=== INPUT RECORDS ===
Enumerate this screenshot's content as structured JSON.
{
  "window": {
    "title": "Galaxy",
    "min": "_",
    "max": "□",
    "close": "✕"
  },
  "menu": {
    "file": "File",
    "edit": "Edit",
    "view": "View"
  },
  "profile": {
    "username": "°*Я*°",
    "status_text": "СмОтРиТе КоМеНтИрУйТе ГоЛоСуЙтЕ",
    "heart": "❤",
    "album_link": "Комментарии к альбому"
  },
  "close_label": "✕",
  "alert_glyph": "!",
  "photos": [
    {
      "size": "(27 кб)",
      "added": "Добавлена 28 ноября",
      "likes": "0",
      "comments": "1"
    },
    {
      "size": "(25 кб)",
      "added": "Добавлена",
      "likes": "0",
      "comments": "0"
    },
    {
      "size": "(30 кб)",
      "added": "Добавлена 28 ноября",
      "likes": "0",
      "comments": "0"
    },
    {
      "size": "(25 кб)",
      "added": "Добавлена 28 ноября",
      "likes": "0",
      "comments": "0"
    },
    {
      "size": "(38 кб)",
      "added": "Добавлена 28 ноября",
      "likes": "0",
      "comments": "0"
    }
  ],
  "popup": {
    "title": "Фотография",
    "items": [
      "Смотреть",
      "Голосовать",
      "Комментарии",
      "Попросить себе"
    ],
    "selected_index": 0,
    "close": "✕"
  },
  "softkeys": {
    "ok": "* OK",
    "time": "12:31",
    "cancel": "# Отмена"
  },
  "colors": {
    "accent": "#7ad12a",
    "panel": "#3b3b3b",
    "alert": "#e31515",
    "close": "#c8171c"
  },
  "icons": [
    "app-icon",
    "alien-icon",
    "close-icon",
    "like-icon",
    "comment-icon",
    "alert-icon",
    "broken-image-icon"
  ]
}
===
Every record should be repeated exactly; please leave none out.

Enumerate this screenshot's content as structured JSON.
{
  "window": {
    "title": "Galaxy",
    "min": "_",
    "max": "□",
    "close": "✕"
  },
  "menu": {
    "file": "File",
    "edit": "Edit",
    "view": "View"
  },
  "profile": {
    "username": "°*Я*°",
    "status_text": "СмОтРиТе КоМеНтИрУйТе ГоЛоСуЙтЕ",
    "heart": "❤",
    "album_link": "Комментарии к альбому"
  },
  "close_label": "✕",
  "alert_glyph": "!",
  "photos": [
    {
      "size": "(27 кб)",
      "added": "Добавлена 28 ноября",
      "likes": "0",
      "comments": "1"
    },
    {
      "size": "(25 кб)",
      "added": "Добавлена",
      "likes": "0",
      "comments": "0"
    },
    {
      "size": "(30 кб)",
      "added": "Добавлена 28 ноября",
      "likes": "0",
      "comments": "0"
    },
    {
      "size": "(25 кб)",
      "added": "Добавлена 28 ноября",
      "likes": "0",
      "comments": "0"
    },
    {
      "size": "(38 кб)",
      "added": "Добавлена 28 ноября",
      "likes": "0",
      "comments": "0"
    }
  ],
  "popup": {
    "title": "Фотография",
    "items": [
      "Смотреть",
      "Голосовать",
      "Комментарии",
      "Попросить себе"
    ],
    "selected_index": 0,
    "close": "✕"
  },
  "softkeys": {
    "ok": "* OK",
    "time": "12:31",
    "cancel": "# Отмена"
  },
  "colors": {
    "accent": "#7ad12a",
    "panel": "#3b3b3b",
    "alert": "#e31515",
    "close": "#c8171c"
  },
  "icons": [
    "app-icon",
    "alien-icon",
    "close-icon",
    "like-icon",
    "comment-icon",
    "alert-icon",
    "broken-image-icon"
  ]
}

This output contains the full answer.